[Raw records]
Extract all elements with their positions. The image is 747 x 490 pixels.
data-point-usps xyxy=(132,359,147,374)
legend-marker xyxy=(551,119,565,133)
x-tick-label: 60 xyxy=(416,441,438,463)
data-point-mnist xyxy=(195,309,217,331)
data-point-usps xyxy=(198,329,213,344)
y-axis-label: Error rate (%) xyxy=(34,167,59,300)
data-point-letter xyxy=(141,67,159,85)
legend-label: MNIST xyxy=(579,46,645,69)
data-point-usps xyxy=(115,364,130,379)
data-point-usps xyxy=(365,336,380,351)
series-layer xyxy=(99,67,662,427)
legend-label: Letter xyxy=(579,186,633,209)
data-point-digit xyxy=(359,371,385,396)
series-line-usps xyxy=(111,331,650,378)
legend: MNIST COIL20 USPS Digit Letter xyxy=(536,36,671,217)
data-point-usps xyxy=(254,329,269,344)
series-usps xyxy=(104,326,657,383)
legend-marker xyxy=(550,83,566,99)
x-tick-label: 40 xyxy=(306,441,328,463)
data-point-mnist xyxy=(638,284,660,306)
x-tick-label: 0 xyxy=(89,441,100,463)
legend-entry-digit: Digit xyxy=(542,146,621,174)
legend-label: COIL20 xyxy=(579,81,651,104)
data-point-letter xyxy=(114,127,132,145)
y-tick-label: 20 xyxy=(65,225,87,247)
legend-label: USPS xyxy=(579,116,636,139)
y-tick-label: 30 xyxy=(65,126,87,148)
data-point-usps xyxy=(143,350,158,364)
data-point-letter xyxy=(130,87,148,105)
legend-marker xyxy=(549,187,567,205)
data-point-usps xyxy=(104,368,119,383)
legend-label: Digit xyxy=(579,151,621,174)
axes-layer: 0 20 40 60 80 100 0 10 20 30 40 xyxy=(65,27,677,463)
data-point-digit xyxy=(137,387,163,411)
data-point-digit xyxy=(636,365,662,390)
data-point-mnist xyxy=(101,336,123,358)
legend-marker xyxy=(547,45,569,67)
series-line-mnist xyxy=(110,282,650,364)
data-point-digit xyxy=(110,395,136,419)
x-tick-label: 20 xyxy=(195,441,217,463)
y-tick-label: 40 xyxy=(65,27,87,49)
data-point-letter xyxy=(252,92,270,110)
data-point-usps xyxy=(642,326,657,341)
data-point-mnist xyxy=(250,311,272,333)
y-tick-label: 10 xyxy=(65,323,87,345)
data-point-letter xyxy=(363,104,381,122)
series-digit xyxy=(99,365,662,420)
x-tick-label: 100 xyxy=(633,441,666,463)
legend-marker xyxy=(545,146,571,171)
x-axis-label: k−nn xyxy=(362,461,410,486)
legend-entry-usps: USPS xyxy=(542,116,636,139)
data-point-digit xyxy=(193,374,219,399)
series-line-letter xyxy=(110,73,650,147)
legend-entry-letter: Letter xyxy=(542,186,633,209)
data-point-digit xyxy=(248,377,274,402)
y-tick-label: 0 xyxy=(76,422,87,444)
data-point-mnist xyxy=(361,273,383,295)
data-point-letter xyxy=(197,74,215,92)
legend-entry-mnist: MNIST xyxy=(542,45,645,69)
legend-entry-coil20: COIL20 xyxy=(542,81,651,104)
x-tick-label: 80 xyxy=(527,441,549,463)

== WHAT YOU HAVE TO DO ==
Can you edit the records so that every "legend-marker" becomes "legend-symbol", with nothing else changed?

== OUTPUT ==
Extract all elements with their positions. The image is 747 x 490 pixels.
data-point-usps xyxy=(132,359,147,374)
legend-symbol xyxy=(551,119,565,133)
x-tick-label: 60 xyxy=(416,441,438,463)
data-point-mnist xyxy=(195,309,217,331)
data-point-usps xyxy=(198,329,213,344)
y-axis-label: Error rate (%) xyxy=(34,167,59,300)
data-point-letter xyxy=(141,67,159,85)
legend-label: MNIST xyxy=(579,46,645,69)
data-point-usps xyxy=(115,364,130,379)
data-point-usps xyxy=(365,336,380,351)
series-layer xyxy=(99,67,662,427)
legend-label: Letter xyxy=(579,186,633,209)
data-point-digit xyxy=(359,371,385,396)
series-line-usps xyxy=(111,331,650,378)
legend: MNIST COIL20 USPS Digit Letter xyxy=(536,36,671,217)
data-point-usps xyxy=(254,329,269,344)
series-usps xyxy=(104,326,657,383)
legend-symbol xyxy=(550,83,566,99)
x-tick-label: 40 xyxy=(306,441,328,463)
data-point-mnist xyxy=(638,284,660,306)
x-tick-label: 0 xyxy=(89,441,100,463)
legend-entry-digit: Digit xyxy=(542,146,621,174)
legend-label: COIL20 xyxy=(579,81,651,104)
data-point-letter xyxy=(114,127,132,145)
y-tick-label: 20 xyxy=(65,225,87,247)
legend-label: USPS xyxy=(579,116,636,139)
y-tick-label: 30 xyxy=(65,126,87,148)
data-point-usps xyxy=(143,350,158,364)
data-point-letter xyxy=(130,87,148,105)
legend-symbol xyxy=(549,187,567,205)
data-point-usps xyxy=(104,368,119,383)
legend-label: Digit xyxy=(579,151,621,174)
axes-layer: 0 20 40 60 80 100 0 10 20 30 40 xyxy=(65,27,677,463)
data-point-digit xyxy=(137,387,163,411)
data-point-digit xyxy=(636,365,662,390)
data-point-mnist xyxy=(101,336,123,358)
legend-symbol xyxy=(547,45,569,67)
series-line-mnist xyxy=(110,282,650,364)
data-point-digit xyxy=(110,395,136,419)
x-tick-label: 20 xyxy=(195,441,217,463)
y-tick-label: 40 xyxy=(65,27,87,49)
data-point-letter xyxy=(252,92,270,110)
data-point-usps xyxy=(642,326,657,341)
data-point-mnist xyxy=(250,311,272,333)
y-tick-label: 10 xyxy=(65,323,87,345)
data-point-letter xyxy=(363,104,381,122)
series-digit xyxy=(99,365,662,420)
x-tick-label: 100 xyxy=(633,441,666,463)
legend-symbol xyxy=(545,146,571,171)
x-axis-label: k−nn xyxy=(362,461,410,486)
legend-entry-usps: USPS xyxy=(542,116,636,139)
data-point-digit xyxy=(193,374,219,399)
series-line-letter xyxy=(110,73,650,147)
legend-entry-letter: Letter xyxy=(542,186,633,209)
data-point-digit xyxy=(248,377,274,402)
y-tick-label: 0 xyxy=(76,422,87,444)
data-point-mnist xyxy=(361,273,383,295)
data-point-letter xyxy=(197,74,215,92)
legend-entry-mnist: MNIST xyxy=(542,45,645,69)
legend-entry-coil20: COIL20 xyxy=(542,81,651,104)
x-tick-label: 80 xyxy=(527,441,549,463)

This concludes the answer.